(Records that describe figures)
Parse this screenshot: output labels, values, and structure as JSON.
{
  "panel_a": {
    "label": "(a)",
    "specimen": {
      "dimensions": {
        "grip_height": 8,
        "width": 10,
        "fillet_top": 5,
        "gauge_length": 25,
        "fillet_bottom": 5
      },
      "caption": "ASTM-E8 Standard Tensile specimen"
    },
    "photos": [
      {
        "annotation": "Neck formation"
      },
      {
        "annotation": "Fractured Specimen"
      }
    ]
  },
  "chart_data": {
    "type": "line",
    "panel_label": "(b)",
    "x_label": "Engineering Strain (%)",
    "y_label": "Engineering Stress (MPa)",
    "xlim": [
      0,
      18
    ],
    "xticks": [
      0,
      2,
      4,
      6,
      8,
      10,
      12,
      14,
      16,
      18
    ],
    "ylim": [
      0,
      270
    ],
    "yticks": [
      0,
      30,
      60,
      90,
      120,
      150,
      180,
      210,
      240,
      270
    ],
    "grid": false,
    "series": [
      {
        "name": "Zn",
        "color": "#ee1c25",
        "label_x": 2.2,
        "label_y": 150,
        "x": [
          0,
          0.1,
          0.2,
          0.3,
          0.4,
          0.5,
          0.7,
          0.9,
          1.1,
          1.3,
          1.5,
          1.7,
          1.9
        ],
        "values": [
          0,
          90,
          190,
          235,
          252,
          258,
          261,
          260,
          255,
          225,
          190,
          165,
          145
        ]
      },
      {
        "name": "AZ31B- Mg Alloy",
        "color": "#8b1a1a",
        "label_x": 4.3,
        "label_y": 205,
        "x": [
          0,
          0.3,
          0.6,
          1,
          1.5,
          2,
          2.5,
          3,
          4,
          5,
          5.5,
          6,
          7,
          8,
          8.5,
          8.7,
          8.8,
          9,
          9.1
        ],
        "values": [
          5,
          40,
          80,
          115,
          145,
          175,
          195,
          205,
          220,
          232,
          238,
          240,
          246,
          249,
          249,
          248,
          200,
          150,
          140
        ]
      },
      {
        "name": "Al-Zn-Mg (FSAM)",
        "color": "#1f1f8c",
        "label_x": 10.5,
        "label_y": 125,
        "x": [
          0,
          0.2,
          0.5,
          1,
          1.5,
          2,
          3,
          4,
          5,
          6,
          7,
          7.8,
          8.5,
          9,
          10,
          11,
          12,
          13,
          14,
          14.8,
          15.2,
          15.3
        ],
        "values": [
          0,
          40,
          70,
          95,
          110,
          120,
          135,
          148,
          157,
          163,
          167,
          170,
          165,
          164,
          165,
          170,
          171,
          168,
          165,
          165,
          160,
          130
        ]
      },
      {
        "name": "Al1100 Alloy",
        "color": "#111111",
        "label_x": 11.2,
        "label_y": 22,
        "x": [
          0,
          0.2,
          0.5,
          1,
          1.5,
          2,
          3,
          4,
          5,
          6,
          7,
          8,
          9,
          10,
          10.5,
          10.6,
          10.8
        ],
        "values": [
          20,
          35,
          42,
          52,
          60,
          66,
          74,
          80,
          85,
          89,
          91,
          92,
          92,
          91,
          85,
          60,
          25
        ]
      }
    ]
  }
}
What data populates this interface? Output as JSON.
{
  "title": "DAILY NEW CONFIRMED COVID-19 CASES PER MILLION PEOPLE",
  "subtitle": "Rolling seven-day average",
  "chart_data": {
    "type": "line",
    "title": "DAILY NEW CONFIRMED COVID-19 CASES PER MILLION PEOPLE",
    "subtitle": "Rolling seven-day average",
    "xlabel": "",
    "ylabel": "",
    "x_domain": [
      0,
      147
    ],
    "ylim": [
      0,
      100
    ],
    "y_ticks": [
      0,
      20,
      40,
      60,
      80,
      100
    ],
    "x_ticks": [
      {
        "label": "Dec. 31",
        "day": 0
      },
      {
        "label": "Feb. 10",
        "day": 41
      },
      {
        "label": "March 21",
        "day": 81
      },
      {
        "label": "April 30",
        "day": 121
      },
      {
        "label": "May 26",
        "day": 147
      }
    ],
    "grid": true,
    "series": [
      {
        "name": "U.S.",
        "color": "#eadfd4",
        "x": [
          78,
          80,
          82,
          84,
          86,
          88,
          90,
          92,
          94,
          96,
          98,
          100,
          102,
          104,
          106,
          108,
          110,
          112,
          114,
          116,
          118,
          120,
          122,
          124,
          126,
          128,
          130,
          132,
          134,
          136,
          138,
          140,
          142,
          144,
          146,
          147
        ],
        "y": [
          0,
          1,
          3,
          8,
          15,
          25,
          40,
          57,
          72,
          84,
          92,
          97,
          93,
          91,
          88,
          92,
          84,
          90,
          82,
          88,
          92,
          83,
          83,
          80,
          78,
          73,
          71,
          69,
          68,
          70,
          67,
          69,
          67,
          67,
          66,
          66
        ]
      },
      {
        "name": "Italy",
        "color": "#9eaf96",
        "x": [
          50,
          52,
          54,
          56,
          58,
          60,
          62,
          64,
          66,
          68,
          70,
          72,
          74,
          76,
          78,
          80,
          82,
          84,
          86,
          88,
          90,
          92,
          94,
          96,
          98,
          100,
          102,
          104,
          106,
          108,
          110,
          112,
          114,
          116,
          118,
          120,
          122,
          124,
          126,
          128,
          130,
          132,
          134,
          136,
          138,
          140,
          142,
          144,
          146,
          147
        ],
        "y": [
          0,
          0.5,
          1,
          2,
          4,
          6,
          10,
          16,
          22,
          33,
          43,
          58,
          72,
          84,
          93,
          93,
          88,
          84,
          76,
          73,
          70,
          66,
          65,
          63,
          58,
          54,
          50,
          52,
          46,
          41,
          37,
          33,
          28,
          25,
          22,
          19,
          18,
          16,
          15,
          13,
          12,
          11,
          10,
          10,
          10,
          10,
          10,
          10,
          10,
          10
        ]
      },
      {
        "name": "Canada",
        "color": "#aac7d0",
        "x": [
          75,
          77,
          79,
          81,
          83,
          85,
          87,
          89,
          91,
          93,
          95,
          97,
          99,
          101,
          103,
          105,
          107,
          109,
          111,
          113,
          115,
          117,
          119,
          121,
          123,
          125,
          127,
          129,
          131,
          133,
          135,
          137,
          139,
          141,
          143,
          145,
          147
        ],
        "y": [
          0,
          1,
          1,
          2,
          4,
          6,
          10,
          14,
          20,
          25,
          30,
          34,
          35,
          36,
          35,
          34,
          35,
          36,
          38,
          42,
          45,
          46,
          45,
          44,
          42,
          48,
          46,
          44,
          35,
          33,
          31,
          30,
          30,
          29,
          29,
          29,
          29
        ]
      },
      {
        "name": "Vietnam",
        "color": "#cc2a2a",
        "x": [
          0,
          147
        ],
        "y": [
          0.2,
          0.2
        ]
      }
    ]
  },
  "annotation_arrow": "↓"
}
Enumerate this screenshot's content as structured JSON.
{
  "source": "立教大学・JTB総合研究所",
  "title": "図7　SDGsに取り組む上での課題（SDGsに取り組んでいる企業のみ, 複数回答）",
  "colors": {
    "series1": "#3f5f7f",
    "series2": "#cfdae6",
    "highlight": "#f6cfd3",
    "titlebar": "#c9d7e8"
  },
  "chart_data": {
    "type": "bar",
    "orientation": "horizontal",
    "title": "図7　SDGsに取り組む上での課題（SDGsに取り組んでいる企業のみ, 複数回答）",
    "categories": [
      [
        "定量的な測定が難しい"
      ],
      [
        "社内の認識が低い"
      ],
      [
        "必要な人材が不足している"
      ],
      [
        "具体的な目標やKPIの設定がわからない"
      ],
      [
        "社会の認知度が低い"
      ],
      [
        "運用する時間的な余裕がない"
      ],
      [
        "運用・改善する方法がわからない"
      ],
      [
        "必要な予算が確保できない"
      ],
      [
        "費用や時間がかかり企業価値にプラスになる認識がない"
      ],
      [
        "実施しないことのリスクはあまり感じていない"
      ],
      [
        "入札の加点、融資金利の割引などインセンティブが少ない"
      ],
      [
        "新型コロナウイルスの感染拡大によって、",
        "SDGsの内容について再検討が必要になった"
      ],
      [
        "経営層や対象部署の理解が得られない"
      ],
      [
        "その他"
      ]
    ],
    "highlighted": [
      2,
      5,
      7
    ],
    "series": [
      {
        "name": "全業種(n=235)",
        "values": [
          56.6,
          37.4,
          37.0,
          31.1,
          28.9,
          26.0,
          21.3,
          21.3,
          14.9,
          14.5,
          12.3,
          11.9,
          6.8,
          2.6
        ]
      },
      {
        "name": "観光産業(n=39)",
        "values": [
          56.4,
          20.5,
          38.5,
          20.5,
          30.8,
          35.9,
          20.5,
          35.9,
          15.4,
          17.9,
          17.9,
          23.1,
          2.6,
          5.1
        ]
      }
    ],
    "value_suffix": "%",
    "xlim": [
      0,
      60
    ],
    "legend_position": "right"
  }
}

## Stated goal
Repeat exactly the lines above from the line that contains "Enumerate this screenshot's" through the end. Include both of these ends; leave out everything else.

## The output
Enumerate this screenshot's content as structured JSON.
{
  "source": "立教大学・JTB総合研究所",
  "title": "図7　SDGsに取り組む上での課題（SDGsに取り組んでいる企業のみ, 複数回答）",
  "colors": {
    "series1": "#3f5f7f",
    "series2": "#cfdae6",
    "highlight": "#f6cfd3",
    "titlebar": "#c9d7e8"
  },
  "chart_data": {
    "type": "bar",
    "orientation": "horizontal",
    "title": "図7　SDGsに取り組む上での課題（SDGsに取り組んでいる企業のみ, 複数回答）",
    "categories": [
      [
        "定量的な測定が難しい"
      ],
      [
        "社内の認識が低い"
      ],
      [
        "必要な人材が不足している"
      ],
      [
        "具体的な目標やKPIの設定がわからない"
      ],
      [
        "社会の認知度が低い"
      ],
      [
        "運用する時間的な余裕がない"
      ],
      [
        "運用・改善する方法がわからない"
      ],
      [
        "必要な予算が確保できない"
      ],
      [
        "費用や時間がかかり企業価値にプラスになる認識がない"
      ],
      [
        "実施しないことのリスクはあまり感じていない"
      ],
      [
        "入札の加点、融資金利の割引などインセンティブが少ない"
      ],
      [
        "新型コロナウイルスの感染拡大によって、",
        "SDGsの内容について再検討が必要になった"
      ],
      [
        "経営層や対象部署の理解が得られない"
      ],
      [
        "その他"
      ]
    ],
    "highlighted": [
      2,
      5,
      7
    ],
    "series": [
      {
        "name": "全業種(n=235)",
        "values": [
          56.6,
          37.4,
          37.0,
          31.1,
          28.9,
          26.0,
          21.3,
          21.3,
          14.9,
          14.5,
          12.3,
          11.9,
          6.8,
          2.6
        ]
      },
      {
        "name": "観光産業(n=39)",
        "values": [
          56.4,
          20.5,
          38.5,
          20.5,
          30.8,
          35.9,
          20.5,
          35.9,
          15.4,
          17.9,
          17.9,
          23.1,
          2.6,
          5.1
        ]
      }
    ],
    "value_suffix": "%",
    "xlim": [
      0,
      60
    ],
    "legend_position": "right"
  }
}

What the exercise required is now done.